Extracted data entries
# # # #
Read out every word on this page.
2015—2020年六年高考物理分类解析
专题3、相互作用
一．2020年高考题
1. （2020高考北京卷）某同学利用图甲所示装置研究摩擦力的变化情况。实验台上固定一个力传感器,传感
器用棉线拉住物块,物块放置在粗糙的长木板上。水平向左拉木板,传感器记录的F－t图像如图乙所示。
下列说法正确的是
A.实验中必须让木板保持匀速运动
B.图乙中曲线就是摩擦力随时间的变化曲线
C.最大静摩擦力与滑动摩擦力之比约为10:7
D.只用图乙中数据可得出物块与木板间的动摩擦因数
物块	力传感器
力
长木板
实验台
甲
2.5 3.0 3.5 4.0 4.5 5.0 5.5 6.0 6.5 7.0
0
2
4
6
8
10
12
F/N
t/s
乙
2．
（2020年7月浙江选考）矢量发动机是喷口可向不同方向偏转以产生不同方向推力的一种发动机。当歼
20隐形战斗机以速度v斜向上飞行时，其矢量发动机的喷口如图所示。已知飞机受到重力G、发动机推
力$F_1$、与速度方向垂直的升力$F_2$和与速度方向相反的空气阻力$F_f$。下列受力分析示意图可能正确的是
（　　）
# # # #
**Stated goal:**
Extract the listing in its entirety and repeat it exactly.

**Written response:**
Read out every word on this page.
2015—2020年六年高考物理分类解析
专题3、相互作用
一．2020年高考题
1. （2020高考北京卷）某同学利用图甲所示装置研究摩擦力的变化情况。实验台上固定一个力传感器,传感
器用棉线拉住物块,物块放置在粗糙的长木板上。水平向左拉木板,传感器记录的F－t图像如图乙所示。
下列说法正确的是
A.实验中必须让木板保持匀速运动
B.图乙中曲线就是摩擦力随时间的变化曲线
C.最大静摩擦力与滑动摩擦力之比约为10:7
D.只用图乙中数据可得出物块与木板间的动摩擦因数
物块	力传感器
力
长木板
实验台
甲
2.5 3.0 3.5 4.0 4.5 5.0 5.5 6.0 6.5 7.0
0
2
4
6
8
10
12
F/N
t/s
乙
2．
（2020年7月浙江选考）矢量发动机是喷口可向不同方向偏转以产生不同方向推力的一种发动机。当歼
20隐形战斗机以速度v斜向上飞行时，其矢量发动机的喷口如图所示。已知飞机受到重力G、发动机推
力$F_1$、与速度方向垂直的升力$F_2$和与速度方向相反的空气阻力$F_f$。下列受力分析示意图可能正确的是
（　　）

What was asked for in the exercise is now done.